» **Problem description**: Transcribe everything in the data word for word. Pictures are left out.

Records from a dataset
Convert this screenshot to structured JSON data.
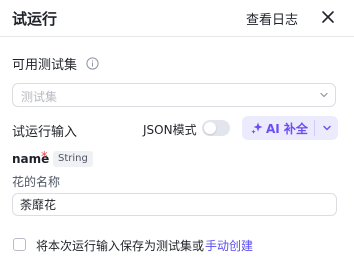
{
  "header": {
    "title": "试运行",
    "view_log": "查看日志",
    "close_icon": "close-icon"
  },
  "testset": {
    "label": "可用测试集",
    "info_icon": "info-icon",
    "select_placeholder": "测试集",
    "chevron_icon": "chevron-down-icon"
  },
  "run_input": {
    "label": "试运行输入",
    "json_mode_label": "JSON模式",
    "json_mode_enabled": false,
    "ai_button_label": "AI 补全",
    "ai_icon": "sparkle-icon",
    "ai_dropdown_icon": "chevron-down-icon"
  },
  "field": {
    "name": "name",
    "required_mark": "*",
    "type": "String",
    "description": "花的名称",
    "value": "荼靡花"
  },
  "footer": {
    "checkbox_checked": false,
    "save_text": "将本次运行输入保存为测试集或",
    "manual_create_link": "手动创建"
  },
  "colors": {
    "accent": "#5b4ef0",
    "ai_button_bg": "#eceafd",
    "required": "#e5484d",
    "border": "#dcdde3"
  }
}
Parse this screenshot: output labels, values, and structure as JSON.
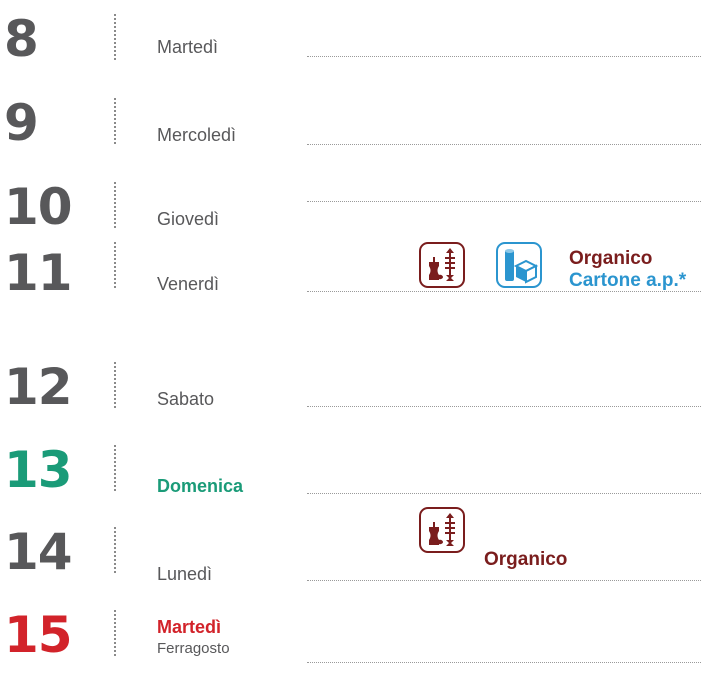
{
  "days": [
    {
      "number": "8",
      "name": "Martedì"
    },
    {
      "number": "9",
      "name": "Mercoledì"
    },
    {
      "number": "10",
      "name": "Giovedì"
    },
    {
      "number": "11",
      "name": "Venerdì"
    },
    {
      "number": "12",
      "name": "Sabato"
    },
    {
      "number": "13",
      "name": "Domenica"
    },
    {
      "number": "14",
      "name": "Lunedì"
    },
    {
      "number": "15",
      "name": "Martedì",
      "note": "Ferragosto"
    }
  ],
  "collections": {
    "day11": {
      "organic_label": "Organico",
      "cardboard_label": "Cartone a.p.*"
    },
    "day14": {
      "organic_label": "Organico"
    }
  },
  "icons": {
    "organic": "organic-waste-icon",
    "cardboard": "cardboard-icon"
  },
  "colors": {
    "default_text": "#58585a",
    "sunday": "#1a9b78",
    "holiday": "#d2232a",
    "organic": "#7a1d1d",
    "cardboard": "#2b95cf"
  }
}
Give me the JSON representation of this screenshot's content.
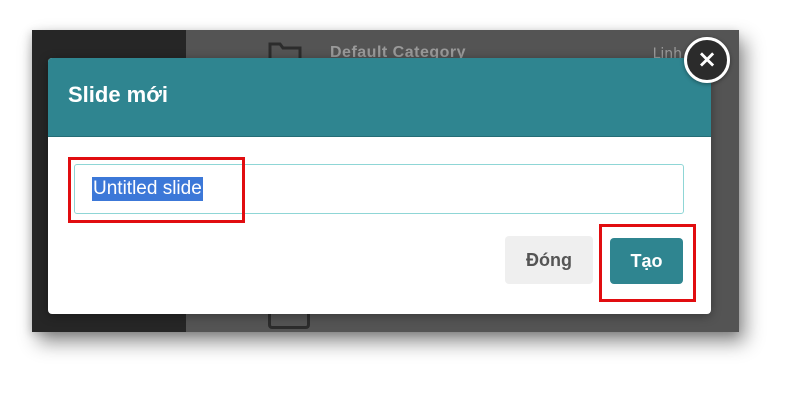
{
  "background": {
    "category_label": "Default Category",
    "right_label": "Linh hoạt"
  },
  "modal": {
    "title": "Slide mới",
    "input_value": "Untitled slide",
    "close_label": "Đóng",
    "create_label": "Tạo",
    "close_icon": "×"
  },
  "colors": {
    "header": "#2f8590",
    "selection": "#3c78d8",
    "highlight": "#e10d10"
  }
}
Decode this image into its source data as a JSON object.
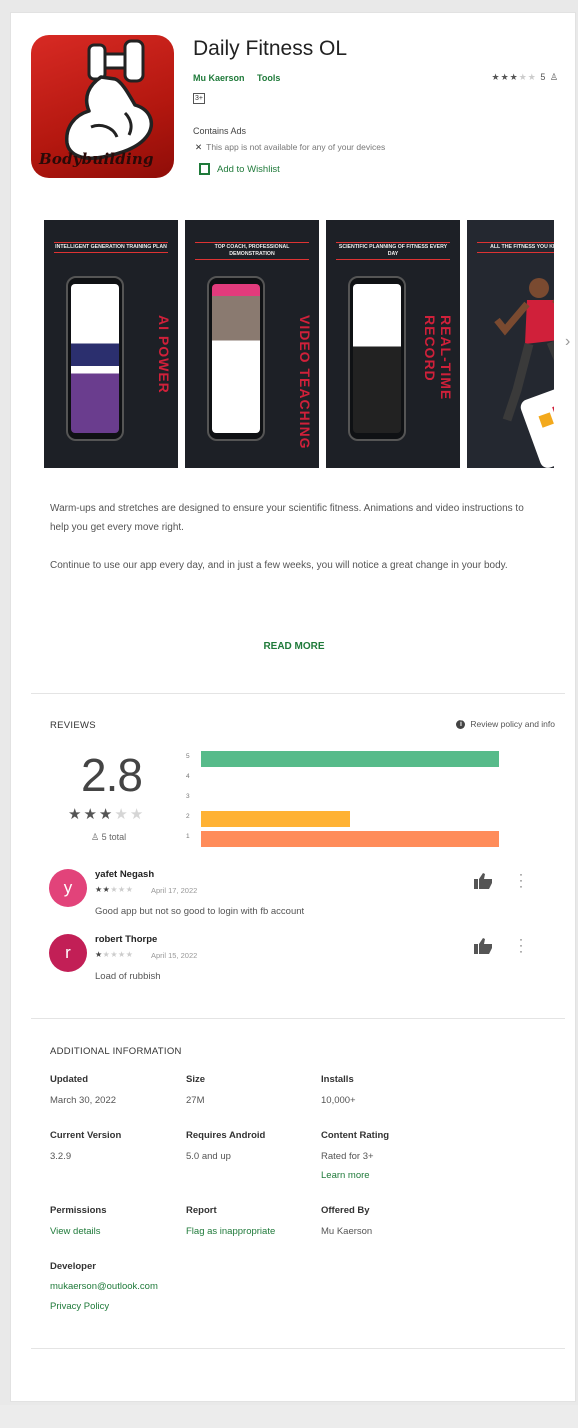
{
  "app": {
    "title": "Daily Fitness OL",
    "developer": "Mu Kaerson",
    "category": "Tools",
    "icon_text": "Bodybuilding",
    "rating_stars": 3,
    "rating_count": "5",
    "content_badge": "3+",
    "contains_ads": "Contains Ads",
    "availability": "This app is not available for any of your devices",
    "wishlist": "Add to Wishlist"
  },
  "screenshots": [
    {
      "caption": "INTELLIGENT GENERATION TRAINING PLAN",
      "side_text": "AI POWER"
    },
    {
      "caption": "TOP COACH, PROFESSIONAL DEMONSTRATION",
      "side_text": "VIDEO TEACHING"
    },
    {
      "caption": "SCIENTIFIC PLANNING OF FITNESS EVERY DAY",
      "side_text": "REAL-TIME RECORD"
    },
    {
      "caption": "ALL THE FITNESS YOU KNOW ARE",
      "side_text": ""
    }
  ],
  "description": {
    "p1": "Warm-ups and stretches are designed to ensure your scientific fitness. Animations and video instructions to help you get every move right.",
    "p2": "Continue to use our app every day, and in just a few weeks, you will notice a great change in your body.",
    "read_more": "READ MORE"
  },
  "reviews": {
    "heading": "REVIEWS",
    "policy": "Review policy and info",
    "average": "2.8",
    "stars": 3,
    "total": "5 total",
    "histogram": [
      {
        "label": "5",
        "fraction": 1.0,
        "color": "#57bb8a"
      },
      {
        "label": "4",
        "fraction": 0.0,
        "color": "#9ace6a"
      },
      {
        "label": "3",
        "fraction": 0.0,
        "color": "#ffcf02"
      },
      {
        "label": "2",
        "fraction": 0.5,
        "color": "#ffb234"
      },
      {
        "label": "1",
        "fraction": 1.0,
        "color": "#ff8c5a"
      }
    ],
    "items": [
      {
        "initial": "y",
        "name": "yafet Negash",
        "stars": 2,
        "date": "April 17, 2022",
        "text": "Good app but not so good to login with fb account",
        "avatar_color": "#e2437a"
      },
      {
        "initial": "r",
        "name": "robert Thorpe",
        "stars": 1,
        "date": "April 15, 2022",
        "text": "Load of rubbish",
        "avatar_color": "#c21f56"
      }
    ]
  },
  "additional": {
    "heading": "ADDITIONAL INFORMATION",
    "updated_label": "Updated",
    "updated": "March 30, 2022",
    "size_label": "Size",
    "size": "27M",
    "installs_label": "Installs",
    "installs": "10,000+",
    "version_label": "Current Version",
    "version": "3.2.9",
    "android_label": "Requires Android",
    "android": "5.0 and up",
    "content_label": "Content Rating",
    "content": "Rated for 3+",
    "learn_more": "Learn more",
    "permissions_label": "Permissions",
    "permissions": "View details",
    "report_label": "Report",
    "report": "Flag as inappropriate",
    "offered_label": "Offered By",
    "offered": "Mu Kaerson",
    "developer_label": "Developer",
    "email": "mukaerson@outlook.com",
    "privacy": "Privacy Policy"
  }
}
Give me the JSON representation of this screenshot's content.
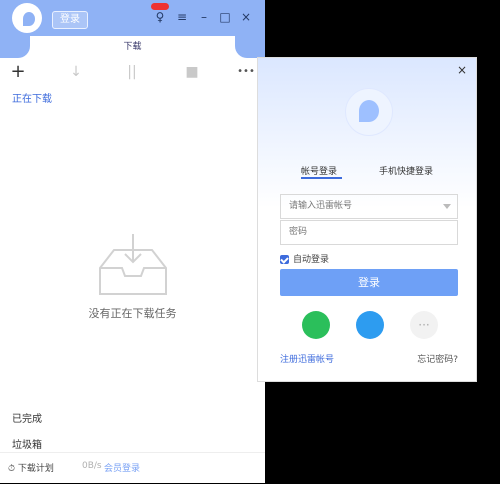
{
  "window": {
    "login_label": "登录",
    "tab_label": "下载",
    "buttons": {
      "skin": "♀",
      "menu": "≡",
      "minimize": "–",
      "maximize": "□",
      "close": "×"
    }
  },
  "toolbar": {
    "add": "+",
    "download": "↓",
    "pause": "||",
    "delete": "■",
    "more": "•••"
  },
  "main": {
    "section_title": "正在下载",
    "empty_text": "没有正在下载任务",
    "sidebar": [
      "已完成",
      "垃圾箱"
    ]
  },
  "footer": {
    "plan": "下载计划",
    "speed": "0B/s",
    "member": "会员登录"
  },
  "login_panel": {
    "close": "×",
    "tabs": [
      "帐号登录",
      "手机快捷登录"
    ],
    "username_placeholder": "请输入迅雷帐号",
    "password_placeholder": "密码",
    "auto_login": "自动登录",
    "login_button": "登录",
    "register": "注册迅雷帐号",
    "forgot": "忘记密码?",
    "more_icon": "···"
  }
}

» **Written response**:
Convert this screenshot to structured JSON data.
{
  "header": {
    "title": "试运行",
    "view_log": "查看日志",
    "close_icon": "close-icon"
  },
  "testset": {
    "label": "可用测试集",
    "info_icon": "info-icon",
    "select_placeholder": "测试集",
    "chevron_icon": "chevron-down-icon"
  },
  "run_input": {
    "label": "试运行输入",
    "json_mode_label": "JSON模式",
    "json_mode_enabled": false,
    "ai_button_label": "AI 补全",
    "ai_icon": "sparkle-icon",
    "ai_dropdown_icon": "chevron-down-icon"
  },
  "field": {
    "name": "name",
    "required_mark": "*",
    "type": "String",
    "description": "花的名称",
    "value": "荼靡花"
  },
  "footer": {
    "checkbox_checked": false,
    "save_text": "将本次运行输入保存为测试集或",
    "manual_create_link": "手动创建"
  },
  "colors": {
    "accent": "#5b4ef0",
    "ai_button_bg": "#eceafd",
    "required": "#e5484d",
    "border": "#dcdde3"
  }
}
Parse this screenshot: output labels, values, and structure as JSON.
{
  "days": [
    {
      "number": "8",
      "name": "Martedì"
    },
    {
      "number": "9",
      "name": "Mercoledì"
    },
    {
      "number": "10",
      "name": "Giovedì"
    },
    {
      "number": "11",
      "name": "Venerdì"
    },
    {
      "number": "12",
      "name": "Sabato"
    },
    {
      "number": "13",
      "name": "Domenica"
    },
    {
      "number": "14",
      "name": "Lunedì"
    },
    {
      "number": "15",
      "name": "Martedì",
      "note": "Ferragosto"
    }
  ],
  "collections": {
    "day11": {
      "organic_label": "Organico",
      "cardboard_label": "Cartone a.p.*"
    },
    "day14": {
      "organic_label": "Organico"
    }
  },
  "icons": {
    "organic": "organic-waste-icon",
    "cardboard": "cardboard-icon"
  },
  "colors": {
    "default_text": "#58585a",
    "sunday": "#1a9b78",
    "holiday": "#d2232a",
    "organic": "#7a1d1d",
    "cardboard": "#2b95cf"
  }
}
Give me the JSON representation of this screenshot's content.
{
  "background": {
    "category_label": "Default Category",
    "right_label": "Linh hoạt"
  },
  "modal": {
    "title": "Slide mới",
    "input_value": "Untitled slide",
    "close_label": "Đóng",
    "create_label": "Tạo",
    "close_icon": "×"
  },
  "colors": {
    "header": "#2f8590",
    "selection": "#3c78d8",
    "highlight": "#e10d10"
  }
}
Decode this image into its source data as a JSON object.
{
  "app": {
    "title": "Daily Fitness OL",
    "developer": "Mu Kaerson",
    "category": "Tools",
    "icon_text": "Bodybuilding",
    "rating_stars": 3,
    "rating_count": "5",
    "content_badge": "3+",
    "contains_ads": "Contains Ads",
    "availability": "This app is not available for any of your devices",
    "wishlist": "Add to Wishlist"
  },
  "screenshots": [
    {
      "caption": "INTELLIGENT GENERATION TRAINING PLAN",
      "side_text": "AI POWER"
    },
    {
      "caption": "TOP COACH, PROFESSIONAL DEMONSTRATION",
      "side_text": "VIDEO TEACHING"
    },
    {
      "caption": "SCIENTIFIC PLANNING OF FITNESS EVERY DAY",
      "side_text": "REAL-TIME RECORD"
    },
    {
      "caption": "ALL THE FITNESS YOU KNOW ARE",
      "side_text": ""
    }
  ],
  "description": {
    "p1": "Warm-ups and stretches are designed to ensure your scientific fitness. Animations and video instructions to help you get every move right.",
    "p2": "Continue to use our app every day, and in just a few weeks, you will notice a great change in your body.",
    "read_more": "READ MORE"
  },
  "reviews": {
    "heading": "REVIEWS",
    "policy": "Review policy and info",
    "average": "2.8",
    "stars": 3,
    "total": "5 total",
    "histogram": [
      {
        "label": "5",
        "fraction": 1.0,
        "color": "#57bb8a"
      },
      {
        "label": "4",
        "fraction": 0.0,
        "color": "#9ace6a"
      },
      {
        "label": "3",
        "fraction": 0.0,
        "color": "#ffcf02"
      },
      {
        "label": "2",
        "fraction": 0.5,
        "color": "#ffb234"
      },
      {
        "label": "1",
        "fraction": 1.0,
        "color": "#ff8c5a"
      }
    ],
    "items": [
      {
        "initial": "y",
        "name": "yafet Negash",
        "stars": 2,
        "date": "April 17, 2022",
        "text": "Good app but not so good to login with fb account",
        "avatar_color": "#e2437a"
      },
      {
        "initial": "r",
        "name": "robert Thorpe",
        "stars": 1,
        "date": "April 15, 2022",
        "text": "Load of rubbish",
        "avatar_color": "#c21f56"
      }
    ]
  },
  "additional": {
    "heading": "ADDITIONAL INFORMATION",
    "updated_label": "Updated",
    "updated": "March 30, 2022",
    "size_label": "Size",
    "size": "27M",
    "installs_label": "Installs",
    "installs": "10,000+",
    "version_label": "Current Version",
    "version": "3.2.9",
    "android_label": "Requires Android",
    "android": "5.0 and up",
    "content_label": "Content Rating",
    "content": "Rated for 3+",
    "learn_more": "Learn more",
    "permissions_label": "Permissions",
    "permissions": "View details",
    "report_label": "Report",
    "report": "Flag as inappropriate",
    "offered_label": "Offered By",
    "offered": "Mu Kaerson",
    "developer_label": "Developer",
    "email": "mukaerson@outlook.com",
    "privacy": "Privacy Policy"
  }
}
Give me the JSON representation of this screenshot's content.
{
  "window": {
    "login_label": "登录",
    "tab_label": "下载",
    "buttons": {
      "skin": "♀",
      "menu": "≡",
      "minimize": "–",
      "maximize": "□",
      "close": "×"
    }
  },
  "toolbar": {
    "add": "+",
    "download": "↓",
    "pause": "||",
    "delete": "■",
    "more": "•••"
  },
  "main": {
    "section_title": "正在下载",
    "empty_text": "没有正在下载任务",
    "sidebar": [
      "已完成",
      "垃圾箱"
    ]
  },
  "footer": {
    "plan": "下载计划",
    "speed": "0B/s",
    "member": "会员登录"
  },
  "login_panel": {
    "close": "×",
    "tabs": [
      "帐号登录",
      "手机快捷登录"
    ],
    "username_placeholder": "请输入迅雷帐号",
    "password_placeholder": "密码",
    "auto_login": "自动登录",
    "login_button": "登录",
    "register": "注册迅雷帐号",
    "forgot": "忘记密码?",
    "more_icon": "···"
  }
}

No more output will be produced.